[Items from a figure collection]
————

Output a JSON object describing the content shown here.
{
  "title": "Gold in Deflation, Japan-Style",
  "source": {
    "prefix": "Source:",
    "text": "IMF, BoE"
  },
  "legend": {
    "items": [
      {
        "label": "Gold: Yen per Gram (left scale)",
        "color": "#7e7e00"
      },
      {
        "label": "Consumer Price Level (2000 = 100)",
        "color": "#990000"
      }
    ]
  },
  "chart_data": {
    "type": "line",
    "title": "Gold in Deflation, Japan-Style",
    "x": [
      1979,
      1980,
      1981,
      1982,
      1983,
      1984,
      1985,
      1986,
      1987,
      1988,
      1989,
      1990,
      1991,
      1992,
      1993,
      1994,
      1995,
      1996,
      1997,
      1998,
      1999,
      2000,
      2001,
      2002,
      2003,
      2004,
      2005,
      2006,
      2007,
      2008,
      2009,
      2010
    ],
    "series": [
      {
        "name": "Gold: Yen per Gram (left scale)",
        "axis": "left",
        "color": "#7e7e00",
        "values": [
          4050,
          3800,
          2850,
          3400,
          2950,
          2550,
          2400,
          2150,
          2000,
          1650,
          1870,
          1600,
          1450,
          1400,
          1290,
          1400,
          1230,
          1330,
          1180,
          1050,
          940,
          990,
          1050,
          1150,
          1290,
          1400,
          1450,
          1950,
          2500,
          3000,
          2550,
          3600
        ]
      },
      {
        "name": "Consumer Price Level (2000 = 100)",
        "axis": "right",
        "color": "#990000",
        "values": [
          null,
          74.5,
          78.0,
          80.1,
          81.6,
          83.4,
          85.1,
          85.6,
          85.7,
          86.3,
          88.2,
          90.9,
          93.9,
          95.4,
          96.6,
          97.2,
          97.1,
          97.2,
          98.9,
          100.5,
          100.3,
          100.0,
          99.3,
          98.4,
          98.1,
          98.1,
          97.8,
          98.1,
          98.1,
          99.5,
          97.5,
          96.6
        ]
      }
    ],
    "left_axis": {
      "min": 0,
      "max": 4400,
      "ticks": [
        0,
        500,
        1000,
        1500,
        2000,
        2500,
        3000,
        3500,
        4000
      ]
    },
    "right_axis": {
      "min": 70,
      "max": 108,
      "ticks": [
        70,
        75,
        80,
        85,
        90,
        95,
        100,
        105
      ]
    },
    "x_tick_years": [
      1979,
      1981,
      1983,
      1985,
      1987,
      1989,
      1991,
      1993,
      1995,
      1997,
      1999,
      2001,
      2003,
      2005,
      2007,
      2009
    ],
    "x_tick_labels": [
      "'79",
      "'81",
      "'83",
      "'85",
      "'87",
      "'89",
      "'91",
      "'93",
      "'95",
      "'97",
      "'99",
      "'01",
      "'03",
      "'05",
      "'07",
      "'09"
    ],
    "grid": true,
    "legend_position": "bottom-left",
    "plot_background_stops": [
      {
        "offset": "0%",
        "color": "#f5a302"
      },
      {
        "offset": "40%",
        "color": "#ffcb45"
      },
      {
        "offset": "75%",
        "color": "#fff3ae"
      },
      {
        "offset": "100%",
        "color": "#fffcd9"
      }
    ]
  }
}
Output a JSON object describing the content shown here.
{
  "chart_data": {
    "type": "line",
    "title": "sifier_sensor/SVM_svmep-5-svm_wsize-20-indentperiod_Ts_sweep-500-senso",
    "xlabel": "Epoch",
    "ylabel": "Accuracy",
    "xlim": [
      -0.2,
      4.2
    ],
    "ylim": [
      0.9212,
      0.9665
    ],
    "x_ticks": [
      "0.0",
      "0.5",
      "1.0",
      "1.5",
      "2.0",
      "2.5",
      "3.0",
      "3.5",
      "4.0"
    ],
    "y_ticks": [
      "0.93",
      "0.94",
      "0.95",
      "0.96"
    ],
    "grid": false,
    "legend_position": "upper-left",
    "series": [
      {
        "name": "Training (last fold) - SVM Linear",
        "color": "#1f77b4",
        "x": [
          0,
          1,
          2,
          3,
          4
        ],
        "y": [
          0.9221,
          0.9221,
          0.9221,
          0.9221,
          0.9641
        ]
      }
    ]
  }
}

————

Copy in full each line that holds the word "Price".

        "label": "Consumer Price Level (2000 = 100)",
        "name": "Consumer Price Level (2000 = 100)",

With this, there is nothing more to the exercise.